[Source records]

########

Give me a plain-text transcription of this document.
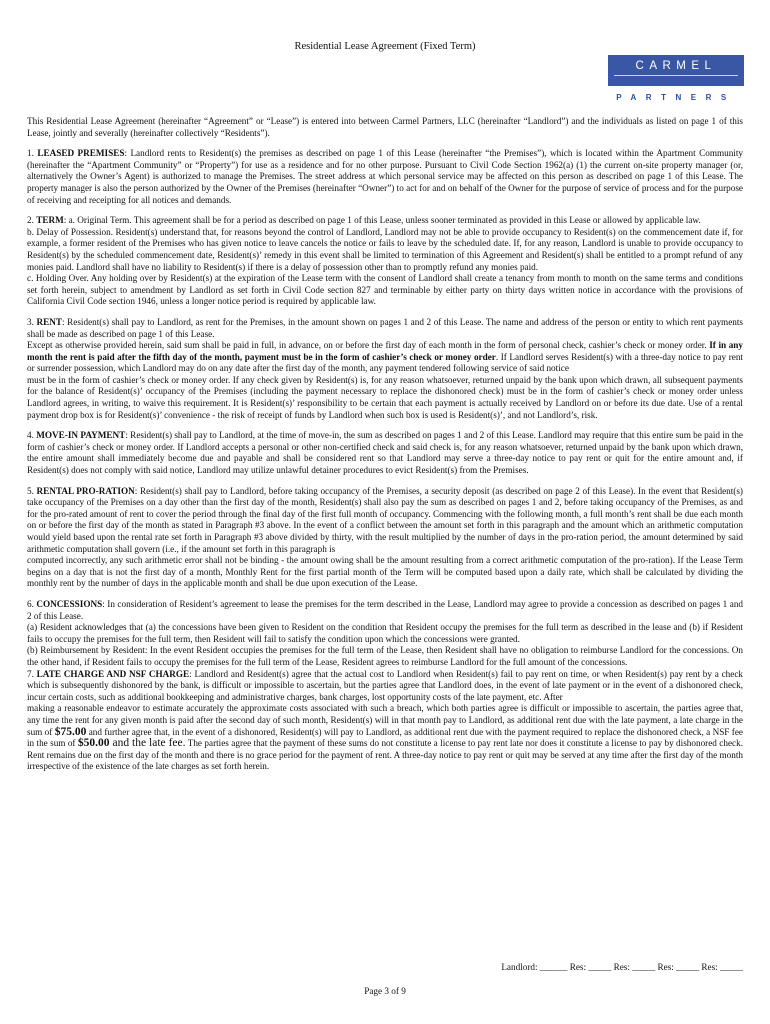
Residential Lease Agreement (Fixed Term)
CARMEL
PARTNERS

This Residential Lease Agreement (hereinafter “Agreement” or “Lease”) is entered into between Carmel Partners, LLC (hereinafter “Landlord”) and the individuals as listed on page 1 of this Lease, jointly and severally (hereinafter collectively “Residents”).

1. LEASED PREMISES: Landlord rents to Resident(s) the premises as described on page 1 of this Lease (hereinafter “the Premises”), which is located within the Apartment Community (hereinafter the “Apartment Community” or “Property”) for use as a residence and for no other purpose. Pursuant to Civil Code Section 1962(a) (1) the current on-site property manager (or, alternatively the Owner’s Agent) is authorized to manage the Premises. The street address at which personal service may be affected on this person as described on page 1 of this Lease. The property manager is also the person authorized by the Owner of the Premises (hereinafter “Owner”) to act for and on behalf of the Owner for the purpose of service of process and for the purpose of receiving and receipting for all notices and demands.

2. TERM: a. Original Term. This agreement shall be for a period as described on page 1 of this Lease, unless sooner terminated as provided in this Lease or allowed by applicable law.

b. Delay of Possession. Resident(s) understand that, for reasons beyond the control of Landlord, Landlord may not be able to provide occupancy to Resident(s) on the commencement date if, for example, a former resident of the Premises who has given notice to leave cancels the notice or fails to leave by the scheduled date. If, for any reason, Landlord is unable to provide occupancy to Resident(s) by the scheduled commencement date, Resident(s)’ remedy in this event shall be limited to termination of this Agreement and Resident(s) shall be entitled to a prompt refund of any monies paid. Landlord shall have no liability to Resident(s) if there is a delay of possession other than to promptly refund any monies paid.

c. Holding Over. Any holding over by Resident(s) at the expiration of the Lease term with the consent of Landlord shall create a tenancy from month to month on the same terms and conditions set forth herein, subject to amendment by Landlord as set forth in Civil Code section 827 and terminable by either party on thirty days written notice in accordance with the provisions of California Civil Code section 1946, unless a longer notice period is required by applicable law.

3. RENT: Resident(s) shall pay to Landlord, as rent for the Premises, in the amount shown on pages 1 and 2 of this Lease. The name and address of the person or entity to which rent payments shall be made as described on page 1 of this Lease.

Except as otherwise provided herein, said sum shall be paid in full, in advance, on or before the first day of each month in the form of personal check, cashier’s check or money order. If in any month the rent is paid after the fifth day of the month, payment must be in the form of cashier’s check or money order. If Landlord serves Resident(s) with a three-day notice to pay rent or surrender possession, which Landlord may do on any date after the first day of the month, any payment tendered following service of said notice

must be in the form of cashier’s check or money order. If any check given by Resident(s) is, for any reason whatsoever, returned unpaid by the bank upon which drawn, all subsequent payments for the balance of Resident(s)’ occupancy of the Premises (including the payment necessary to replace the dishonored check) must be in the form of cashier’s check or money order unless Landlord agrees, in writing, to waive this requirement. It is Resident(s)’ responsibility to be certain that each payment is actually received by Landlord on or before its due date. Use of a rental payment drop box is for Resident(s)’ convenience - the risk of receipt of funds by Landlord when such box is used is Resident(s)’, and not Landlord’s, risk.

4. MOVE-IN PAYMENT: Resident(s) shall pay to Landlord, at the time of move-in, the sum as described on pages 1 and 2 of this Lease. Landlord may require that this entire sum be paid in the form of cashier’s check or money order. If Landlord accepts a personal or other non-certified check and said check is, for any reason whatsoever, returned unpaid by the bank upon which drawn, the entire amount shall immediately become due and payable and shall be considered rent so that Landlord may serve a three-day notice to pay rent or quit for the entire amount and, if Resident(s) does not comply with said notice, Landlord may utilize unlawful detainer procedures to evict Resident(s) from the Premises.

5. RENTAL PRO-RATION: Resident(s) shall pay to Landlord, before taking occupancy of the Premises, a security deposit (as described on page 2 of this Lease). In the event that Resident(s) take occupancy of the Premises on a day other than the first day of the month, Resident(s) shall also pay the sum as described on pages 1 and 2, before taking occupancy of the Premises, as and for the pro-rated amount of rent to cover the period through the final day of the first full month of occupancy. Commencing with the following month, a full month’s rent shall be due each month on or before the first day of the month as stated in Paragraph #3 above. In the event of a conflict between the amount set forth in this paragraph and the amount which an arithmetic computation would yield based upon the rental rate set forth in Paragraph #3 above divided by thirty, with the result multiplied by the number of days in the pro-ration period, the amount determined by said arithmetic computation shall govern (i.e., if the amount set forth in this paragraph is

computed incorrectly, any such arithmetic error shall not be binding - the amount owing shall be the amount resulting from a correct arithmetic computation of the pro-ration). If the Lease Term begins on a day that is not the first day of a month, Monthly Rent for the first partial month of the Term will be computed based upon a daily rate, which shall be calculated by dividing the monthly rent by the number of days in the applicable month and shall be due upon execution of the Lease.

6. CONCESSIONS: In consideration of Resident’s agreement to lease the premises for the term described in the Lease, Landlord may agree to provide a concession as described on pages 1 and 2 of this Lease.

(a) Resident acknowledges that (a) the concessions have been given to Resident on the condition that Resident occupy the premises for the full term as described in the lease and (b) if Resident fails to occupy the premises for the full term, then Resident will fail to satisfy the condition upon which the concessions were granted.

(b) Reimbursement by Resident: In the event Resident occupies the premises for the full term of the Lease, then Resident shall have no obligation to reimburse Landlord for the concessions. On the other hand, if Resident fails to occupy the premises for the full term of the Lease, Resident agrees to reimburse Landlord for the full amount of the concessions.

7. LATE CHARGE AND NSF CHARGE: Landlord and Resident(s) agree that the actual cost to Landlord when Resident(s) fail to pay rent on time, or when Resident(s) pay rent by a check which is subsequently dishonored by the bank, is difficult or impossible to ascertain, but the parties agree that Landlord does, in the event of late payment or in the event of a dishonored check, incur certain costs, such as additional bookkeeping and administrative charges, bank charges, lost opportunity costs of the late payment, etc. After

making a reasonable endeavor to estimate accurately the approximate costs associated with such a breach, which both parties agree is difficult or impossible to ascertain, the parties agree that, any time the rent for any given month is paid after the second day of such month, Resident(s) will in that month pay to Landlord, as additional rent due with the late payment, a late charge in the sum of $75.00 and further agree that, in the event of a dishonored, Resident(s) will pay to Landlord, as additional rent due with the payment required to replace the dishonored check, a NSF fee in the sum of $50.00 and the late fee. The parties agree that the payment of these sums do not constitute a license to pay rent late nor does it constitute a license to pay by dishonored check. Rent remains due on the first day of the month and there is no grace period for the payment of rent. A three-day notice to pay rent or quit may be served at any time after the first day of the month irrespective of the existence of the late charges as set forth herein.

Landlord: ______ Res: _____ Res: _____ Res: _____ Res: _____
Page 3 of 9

########

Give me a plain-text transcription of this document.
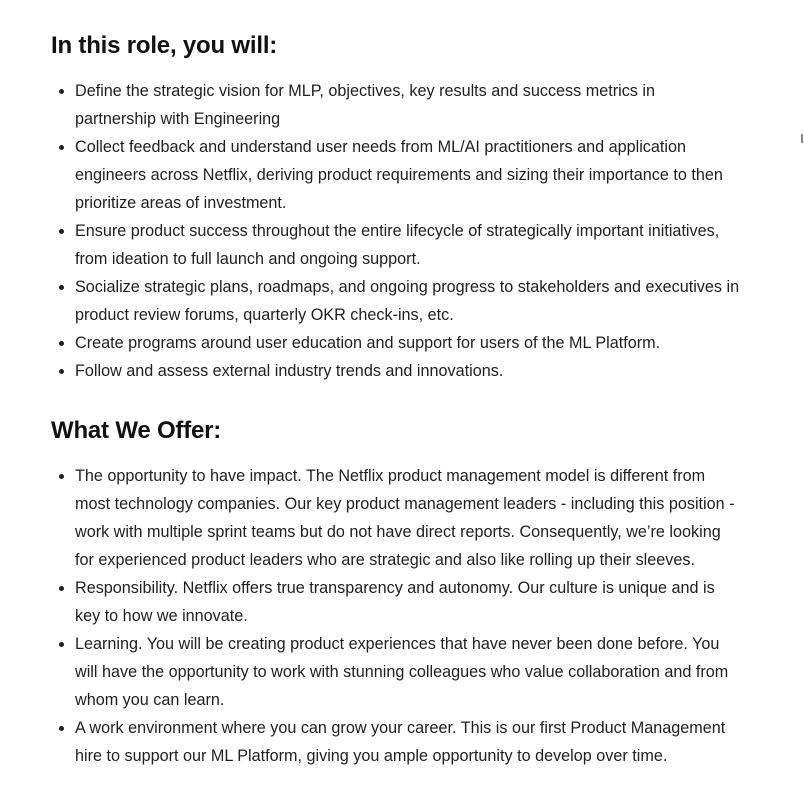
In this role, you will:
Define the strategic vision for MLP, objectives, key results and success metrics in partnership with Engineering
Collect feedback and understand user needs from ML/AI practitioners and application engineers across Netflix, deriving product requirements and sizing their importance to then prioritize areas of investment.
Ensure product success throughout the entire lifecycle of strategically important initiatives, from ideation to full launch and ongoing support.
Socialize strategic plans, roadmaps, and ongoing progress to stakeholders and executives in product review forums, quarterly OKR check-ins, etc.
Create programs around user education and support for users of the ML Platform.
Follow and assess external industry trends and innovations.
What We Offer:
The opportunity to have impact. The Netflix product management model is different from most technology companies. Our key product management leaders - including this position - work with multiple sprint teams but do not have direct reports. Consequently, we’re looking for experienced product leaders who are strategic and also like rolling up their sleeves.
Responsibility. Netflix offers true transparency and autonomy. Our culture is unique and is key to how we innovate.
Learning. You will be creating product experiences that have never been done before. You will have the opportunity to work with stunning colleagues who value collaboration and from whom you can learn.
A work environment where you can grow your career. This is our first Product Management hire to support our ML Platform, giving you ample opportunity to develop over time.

########

_Description of the task_
Gather from the data above every line with the string "Residential".

_Exercise response_
Residential Lease Agreement (Fixed Term)
This Residential Lease Agreement (hereinafter “Agreement” or “Lease”) is entered into between Carmel Partners, LLC (hereinafter “Landlord”) and the individuals as listed on page 1 of this Lease, jointly and severally (hereinafter collectively “Residents”).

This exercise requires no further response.